- TASK INPUTS
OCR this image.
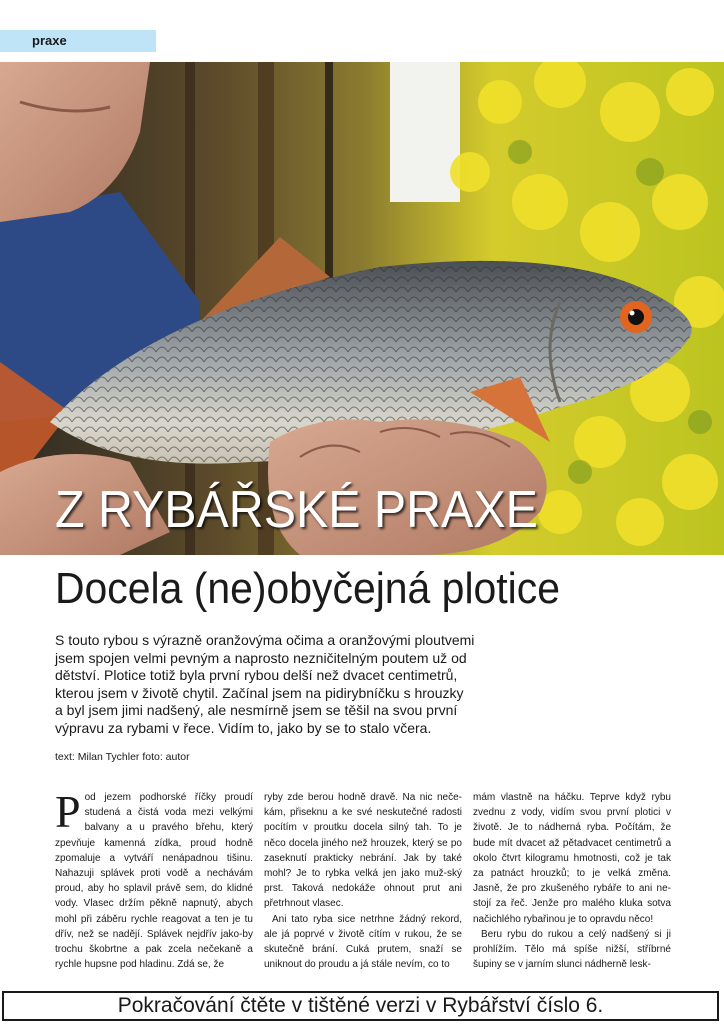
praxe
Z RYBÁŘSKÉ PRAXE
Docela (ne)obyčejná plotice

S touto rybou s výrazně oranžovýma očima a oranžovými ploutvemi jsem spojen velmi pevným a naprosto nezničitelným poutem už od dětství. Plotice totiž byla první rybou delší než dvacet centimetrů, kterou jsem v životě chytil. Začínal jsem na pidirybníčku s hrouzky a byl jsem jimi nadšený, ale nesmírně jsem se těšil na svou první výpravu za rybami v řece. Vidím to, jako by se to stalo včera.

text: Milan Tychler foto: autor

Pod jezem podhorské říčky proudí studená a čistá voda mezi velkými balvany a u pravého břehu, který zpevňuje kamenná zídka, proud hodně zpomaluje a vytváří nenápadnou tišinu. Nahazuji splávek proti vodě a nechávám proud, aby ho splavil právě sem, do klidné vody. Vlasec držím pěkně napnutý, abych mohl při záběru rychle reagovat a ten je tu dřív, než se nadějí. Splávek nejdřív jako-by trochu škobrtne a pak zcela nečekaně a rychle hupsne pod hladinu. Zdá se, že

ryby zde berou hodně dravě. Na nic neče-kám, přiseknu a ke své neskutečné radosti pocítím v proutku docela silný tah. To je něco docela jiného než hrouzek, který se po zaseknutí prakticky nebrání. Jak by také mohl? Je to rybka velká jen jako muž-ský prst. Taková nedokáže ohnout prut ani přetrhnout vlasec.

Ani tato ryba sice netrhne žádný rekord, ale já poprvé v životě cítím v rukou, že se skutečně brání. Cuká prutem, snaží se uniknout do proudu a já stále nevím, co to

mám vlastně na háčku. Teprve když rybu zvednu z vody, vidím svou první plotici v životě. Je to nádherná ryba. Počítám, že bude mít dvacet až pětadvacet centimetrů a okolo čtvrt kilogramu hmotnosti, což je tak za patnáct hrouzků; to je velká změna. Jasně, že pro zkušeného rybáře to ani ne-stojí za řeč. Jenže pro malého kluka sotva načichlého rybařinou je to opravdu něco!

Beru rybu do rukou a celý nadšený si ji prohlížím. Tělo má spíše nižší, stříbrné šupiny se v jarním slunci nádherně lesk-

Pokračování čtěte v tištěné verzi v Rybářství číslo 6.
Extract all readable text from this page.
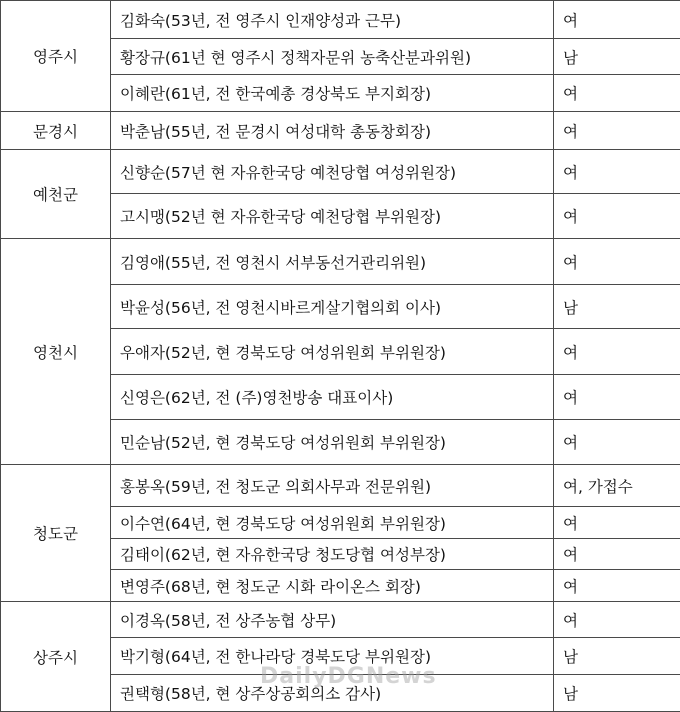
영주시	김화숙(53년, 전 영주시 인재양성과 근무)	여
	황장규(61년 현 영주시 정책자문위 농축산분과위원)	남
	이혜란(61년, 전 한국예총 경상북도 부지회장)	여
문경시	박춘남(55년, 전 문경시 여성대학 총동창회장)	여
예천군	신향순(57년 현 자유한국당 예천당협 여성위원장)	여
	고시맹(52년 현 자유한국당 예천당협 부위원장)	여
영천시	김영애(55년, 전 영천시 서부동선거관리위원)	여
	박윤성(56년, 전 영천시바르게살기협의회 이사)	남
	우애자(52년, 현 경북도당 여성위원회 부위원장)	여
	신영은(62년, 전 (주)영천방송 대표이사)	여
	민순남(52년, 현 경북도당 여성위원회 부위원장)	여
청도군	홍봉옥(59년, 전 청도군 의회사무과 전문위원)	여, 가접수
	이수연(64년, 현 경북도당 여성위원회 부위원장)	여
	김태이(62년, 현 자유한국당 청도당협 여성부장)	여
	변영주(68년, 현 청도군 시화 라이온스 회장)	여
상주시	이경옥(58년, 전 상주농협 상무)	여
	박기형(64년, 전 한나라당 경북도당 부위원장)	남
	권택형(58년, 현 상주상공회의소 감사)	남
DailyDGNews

- REQUEST
Scan the material line by line and report each one that contains "예천당협".

- CORRECT RESULT
예천군	신향순(57년 현 자유한국당 예천당협 여성위원장)	여
	고시맹(52년 현 자유한국당 예천당협 부위원장)	여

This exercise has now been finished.